• **Records for the exercise**:
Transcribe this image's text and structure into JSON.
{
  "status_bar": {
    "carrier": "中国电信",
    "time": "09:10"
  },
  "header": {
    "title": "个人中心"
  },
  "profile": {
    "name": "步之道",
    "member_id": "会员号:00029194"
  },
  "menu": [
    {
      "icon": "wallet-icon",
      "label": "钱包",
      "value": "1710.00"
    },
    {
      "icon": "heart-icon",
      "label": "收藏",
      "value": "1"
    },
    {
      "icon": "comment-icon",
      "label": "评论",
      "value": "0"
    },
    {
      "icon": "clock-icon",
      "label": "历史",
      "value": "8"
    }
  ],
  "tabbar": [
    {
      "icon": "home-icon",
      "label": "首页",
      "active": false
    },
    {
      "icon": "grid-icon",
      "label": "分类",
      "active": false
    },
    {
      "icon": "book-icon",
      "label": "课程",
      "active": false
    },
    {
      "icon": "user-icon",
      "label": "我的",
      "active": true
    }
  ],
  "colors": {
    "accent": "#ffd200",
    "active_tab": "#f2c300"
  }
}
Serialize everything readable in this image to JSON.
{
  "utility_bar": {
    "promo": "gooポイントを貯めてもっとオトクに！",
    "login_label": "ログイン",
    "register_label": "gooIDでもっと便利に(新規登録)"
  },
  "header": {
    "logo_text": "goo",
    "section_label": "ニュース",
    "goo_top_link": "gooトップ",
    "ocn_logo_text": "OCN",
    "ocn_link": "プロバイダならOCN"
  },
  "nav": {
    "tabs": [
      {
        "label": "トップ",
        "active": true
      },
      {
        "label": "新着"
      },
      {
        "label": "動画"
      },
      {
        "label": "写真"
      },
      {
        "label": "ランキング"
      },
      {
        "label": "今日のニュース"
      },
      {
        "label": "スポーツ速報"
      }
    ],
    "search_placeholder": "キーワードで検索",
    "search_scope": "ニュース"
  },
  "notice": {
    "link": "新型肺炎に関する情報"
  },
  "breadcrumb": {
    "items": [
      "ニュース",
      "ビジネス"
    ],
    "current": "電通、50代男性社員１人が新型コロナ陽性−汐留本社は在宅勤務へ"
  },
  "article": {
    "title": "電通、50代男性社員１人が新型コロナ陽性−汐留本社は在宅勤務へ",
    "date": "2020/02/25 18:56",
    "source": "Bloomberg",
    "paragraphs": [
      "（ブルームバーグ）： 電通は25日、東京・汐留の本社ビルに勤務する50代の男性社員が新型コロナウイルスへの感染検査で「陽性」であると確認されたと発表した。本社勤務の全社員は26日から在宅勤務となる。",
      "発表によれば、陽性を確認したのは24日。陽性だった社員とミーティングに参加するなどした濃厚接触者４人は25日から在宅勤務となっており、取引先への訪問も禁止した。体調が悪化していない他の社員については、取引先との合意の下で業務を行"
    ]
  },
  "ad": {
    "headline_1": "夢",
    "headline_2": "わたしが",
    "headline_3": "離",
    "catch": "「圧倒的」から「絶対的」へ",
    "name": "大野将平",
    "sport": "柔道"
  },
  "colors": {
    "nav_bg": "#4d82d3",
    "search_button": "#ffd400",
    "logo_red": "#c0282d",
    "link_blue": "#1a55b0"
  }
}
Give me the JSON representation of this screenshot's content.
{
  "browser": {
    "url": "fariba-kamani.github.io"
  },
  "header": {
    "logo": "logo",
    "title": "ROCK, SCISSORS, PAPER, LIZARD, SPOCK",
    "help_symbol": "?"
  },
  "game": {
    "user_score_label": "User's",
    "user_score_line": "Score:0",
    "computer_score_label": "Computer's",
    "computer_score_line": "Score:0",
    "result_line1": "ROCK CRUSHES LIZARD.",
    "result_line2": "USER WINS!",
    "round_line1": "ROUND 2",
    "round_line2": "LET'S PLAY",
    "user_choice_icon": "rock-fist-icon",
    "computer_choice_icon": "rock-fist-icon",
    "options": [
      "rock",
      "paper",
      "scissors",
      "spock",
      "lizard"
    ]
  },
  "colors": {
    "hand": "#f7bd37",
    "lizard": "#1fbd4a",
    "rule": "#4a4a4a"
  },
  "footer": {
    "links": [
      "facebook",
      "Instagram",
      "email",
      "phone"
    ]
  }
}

• **What needs to be done**:
Only the number is wanted: how many lines in the entries above contain the word "汐留本社は在宅勤務へ"?

• **Answer to the exercise**:
2